• **To be done**
Single out the lines that include the word "this". Copy them.
= = = =
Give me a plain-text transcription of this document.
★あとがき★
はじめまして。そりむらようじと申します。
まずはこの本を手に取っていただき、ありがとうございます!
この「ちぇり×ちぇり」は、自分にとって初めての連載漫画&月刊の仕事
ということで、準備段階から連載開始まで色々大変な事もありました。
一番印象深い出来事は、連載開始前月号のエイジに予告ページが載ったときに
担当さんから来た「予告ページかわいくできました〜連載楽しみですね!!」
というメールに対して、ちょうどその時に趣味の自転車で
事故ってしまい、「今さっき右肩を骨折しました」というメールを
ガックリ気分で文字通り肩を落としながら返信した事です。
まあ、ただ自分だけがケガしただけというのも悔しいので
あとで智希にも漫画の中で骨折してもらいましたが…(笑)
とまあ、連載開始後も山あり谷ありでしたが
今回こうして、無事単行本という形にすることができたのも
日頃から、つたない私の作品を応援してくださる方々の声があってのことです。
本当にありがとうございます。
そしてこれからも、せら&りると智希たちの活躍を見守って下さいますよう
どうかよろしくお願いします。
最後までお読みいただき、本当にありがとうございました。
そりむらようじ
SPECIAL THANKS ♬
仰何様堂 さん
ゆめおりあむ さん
= = = =
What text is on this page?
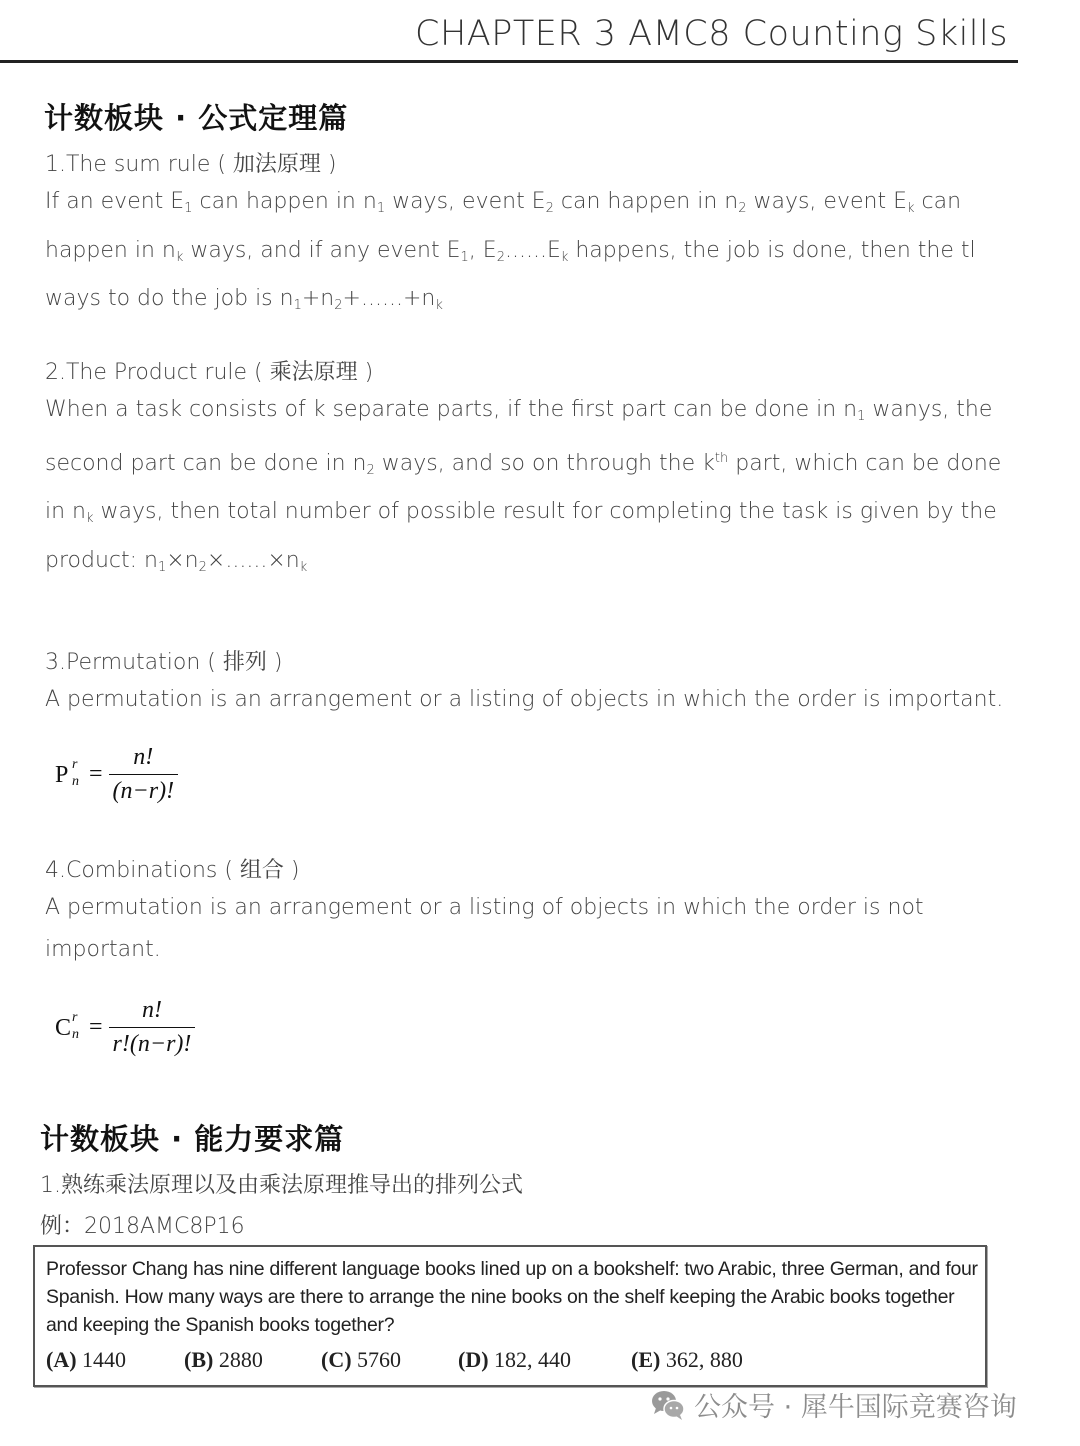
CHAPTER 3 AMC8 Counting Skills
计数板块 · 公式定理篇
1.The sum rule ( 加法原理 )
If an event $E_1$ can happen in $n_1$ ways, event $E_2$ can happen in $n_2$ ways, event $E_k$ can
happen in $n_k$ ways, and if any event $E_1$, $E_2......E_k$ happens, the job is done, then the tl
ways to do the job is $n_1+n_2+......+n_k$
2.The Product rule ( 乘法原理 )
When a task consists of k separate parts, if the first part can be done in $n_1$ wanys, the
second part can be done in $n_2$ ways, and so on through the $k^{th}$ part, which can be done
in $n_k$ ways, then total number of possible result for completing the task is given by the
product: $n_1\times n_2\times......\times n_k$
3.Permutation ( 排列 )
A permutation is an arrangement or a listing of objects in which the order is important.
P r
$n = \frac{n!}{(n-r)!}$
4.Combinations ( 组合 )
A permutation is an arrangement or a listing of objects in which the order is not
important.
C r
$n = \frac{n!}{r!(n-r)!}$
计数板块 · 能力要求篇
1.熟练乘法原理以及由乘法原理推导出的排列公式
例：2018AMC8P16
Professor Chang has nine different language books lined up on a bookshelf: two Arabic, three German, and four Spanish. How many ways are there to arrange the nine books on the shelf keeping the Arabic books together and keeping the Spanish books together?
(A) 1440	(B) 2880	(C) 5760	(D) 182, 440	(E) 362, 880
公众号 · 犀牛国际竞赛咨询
= = = =
• **Answer in full**
Give me a plain-text transcription of this document.
What text is on this page?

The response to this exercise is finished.